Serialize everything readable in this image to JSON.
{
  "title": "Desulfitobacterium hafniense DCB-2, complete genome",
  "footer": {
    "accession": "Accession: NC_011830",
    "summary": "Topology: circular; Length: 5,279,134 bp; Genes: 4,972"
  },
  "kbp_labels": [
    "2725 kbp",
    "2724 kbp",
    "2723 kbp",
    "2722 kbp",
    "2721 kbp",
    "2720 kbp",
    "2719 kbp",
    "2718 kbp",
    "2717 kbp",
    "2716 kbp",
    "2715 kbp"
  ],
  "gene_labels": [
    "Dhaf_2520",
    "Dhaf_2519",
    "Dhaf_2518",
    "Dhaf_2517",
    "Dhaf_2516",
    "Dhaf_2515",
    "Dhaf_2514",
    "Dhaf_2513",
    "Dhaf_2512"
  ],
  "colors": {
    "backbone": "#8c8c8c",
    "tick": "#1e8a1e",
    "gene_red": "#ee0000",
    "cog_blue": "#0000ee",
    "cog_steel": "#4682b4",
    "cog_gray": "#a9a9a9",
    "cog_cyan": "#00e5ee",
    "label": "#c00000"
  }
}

• _YOUR OBJECTIVE_
Your reply should be every line of the material, transcribed exactly.

• _ANSWER SECTION_
Serialize everything readable in this image to JSON.
{
  "title": "Desulfitobacterium hafniense DCB-2, complete genome",
  "footer": {
    "accession": "Accession: NC_011830",
    "summary": "Topology: circular; Length: 5,279,134 bp; Genes: 4,972"
  },
  "kbp_labels": [
    "2725 kbp",
    "2724 kbp",
    "2723 kbp",
    "2722 kbp",
    "2721 kbp",
    "2720 kbp",
    "2719 kbp",
    "2718 kbp",
    "2717 kbp",
    "2716 kbp",
    "2715 kbp"
  ],
  "gene_labels": [
    "Dhaf_2520",
    "Dhaf_2519",
    "Dhaf_2518",
    "Dhaf_2517",
    "Dhaf_2516",
    "Dhaf_2515",
    "Dhaf_2514",
    "Dhaf_2513",
    "Dhaf_2512"
  ],
  "colors": {
    "backbone": "#8c8c8c",
    "tick": "#1e8a1e",
    "gene_red": "#ee0000",
    "cog_blue": "#0000ee",
    "cog_steel": "#4682b4",
    "cog_gray": "#a9a9a9",
    "cog_cyan": "#00e5ee",
    "label": "#c00000"
  }
}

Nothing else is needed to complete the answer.